• **Task input**:
******

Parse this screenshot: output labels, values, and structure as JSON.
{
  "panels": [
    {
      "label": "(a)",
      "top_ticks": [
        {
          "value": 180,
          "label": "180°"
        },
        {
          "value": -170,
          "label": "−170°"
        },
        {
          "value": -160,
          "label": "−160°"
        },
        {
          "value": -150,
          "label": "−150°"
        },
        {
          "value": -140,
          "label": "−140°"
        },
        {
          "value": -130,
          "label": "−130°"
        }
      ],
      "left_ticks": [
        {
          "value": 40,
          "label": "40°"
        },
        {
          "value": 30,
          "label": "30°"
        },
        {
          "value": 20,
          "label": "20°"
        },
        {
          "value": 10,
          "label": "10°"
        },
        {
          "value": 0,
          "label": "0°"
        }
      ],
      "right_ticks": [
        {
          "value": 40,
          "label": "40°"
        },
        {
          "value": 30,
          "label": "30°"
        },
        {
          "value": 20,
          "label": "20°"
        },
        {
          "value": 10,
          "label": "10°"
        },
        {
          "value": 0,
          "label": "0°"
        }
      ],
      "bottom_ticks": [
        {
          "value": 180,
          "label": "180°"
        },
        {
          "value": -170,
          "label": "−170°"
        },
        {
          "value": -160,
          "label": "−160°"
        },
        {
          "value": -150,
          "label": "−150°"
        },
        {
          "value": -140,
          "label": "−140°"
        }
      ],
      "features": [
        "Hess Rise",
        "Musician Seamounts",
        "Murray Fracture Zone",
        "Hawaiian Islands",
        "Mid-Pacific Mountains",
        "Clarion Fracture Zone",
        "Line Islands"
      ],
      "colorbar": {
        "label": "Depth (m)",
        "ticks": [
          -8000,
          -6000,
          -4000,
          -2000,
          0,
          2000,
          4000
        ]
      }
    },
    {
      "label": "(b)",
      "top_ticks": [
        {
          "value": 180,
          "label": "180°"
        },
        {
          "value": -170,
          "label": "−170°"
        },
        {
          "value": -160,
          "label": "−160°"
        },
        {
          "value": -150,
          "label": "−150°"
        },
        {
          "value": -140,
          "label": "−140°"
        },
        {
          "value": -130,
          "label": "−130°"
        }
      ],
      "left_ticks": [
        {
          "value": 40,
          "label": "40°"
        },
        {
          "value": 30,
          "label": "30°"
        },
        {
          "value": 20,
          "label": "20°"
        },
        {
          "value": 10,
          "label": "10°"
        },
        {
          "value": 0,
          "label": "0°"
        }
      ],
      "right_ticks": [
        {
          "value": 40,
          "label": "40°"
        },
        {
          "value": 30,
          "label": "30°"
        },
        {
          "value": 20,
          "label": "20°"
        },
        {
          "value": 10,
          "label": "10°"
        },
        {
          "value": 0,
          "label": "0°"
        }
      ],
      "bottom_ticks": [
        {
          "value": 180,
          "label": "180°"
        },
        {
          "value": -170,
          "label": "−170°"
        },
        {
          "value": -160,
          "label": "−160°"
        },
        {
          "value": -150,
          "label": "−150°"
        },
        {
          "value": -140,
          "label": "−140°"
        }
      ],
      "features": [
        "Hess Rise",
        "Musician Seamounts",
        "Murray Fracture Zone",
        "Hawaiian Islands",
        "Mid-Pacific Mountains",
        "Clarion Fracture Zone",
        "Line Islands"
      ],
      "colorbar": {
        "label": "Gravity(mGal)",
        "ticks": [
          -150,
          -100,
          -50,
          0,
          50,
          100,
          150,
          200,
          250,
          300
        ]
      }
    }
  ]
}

******

• **What you are asked to do**: Repeat the lines above exactly.

• **Response below**:
Parse this screenshot: output labels, values, and structure as JSON.
{
  "panels": [
    {
      "label": "(a)",
      "top_ticks": [
        {
          "value": 180,
          "label": "180°"
        },
        {
          "value": -170,
          "label": "−170°"
        },
        {
          "value": -160,
          "label": "−160°"
        },
        {
          "value": -150,
          "label": "−150°"
        },
        {
          "value": -140,
          "label": "−140°"
        },
        {
          "value": -130,
          "label": "−130°"
        }
      ],
      "left_ticks": [
        {
          "value": 40,
          "label": "40°"
        },
        {
          "value": 30,
          "label": "30°"
        },
        {
          "value": 20,
          "label": "20°"
        },
        {
          "value": 10,
          "label": "10°"
        },
        {
          "value": 0,
          "label": "0°"
        }
      ],
      "right_ticks": [
        {
          "value": 40,
          "label": "40°"
        },
        {
          "value": 30,
          "label": "30°"
        },
        {
          "value": 20,
          "label": "20°"
        },
        {
          "value": 10,
          "label": "10°"
        },
        {
          "value": 0,
          "label": "0°"
        }
      ],
      "bottom_ticks": [
        {
          "value": 180,
          "label": "180°"
        },
        {
          "value": -170,
          "label": "−170°"
        },
        {
          "value": -160,
          "label": "−160°"
        },
        {
          "value": -150,
          "label": "−150°"
        },
        {
          "value": -140,
          "label": "−140°"
        }
      ],
      "features": [
        "Hess Rise",
        "Musician Seamounts",
        "Murray Fracture Zone",
        "Hawaiian Islands",
        "Mid-Pacific Mountains",
        "Clarion Fracture Zone",
        "Line Islands"
      ],
      "colorbar": {
        "label": "Depth (m)",
        "ticks": [
          -8000,
          -6000,
          -4000,
          -2000,
          0,
          2000,
          4000
        ]
      }
    },
    {
      "label": "(b)",
      "top_ticks": [
        {
          "value": 180,
          "label": "180°"
        },
        {
          "value": -170,
          "label": "−170°"
        },
        {
          "value": -160,
          "label": "−160°"
        },
        {
          "value": -150,
          "label": "−150°"
        },
        {
          "value": -140,
          "label": "−140°"
        },
        {
          "value": -130,
          "label": "−130°"
        }
      ],
      "left_ticks": [
        {
          "value": 40,
          "label": "40°"
        },
        {
          "value": 30,
          "label": "30°"
        },
        {
          "value": 20,
          "label": "20°"
        },
        {
          "value": 10,
          "label": "10°"
        },
        {
          "value": 0,
          "label": "0°"
        }
      ],
      "right_ticks": [
        {
          "value": 40,
          "label": "40°"
        },
        {
          "value": 30,
          "label": "30°"
        },
        {
          "value": 20,
          "label": "20°"
        },
        {
          "value": 10,
          "label": "10°"
        },
        {
          "value": 0,
          "label": "0°"
        }
      ],
      "bottom_ticks": [
        {
          "value": 180,
          "label": "180°"
        },
        {
          "value": -170,
          "label": "−170°"
        },
        {
          "value": -160,
          "label": "−160°"
        },
        {
          "value": -150,
          "label": "−150°"
        },
        {
          "value": -140,
          "label": "−140°"
        }
      ],
      "features": [
        "Hess Rise",
        "Musician Seamounts",
        "Murray Fracture Zone",
        "Hawaiian Islands",
        "Mid-Pacific Mountains",
        "Clarion Fracture Zone",
        "Line Islands"
      ],
      "colorbar": {
        "label": "Gravity(mGal)",
        "ticks": [
          -150,
          -100,
          -50,
          0,
          50,
          100,
          150,
          200,
          250,
          300
        ]
      }
    }
  ]
}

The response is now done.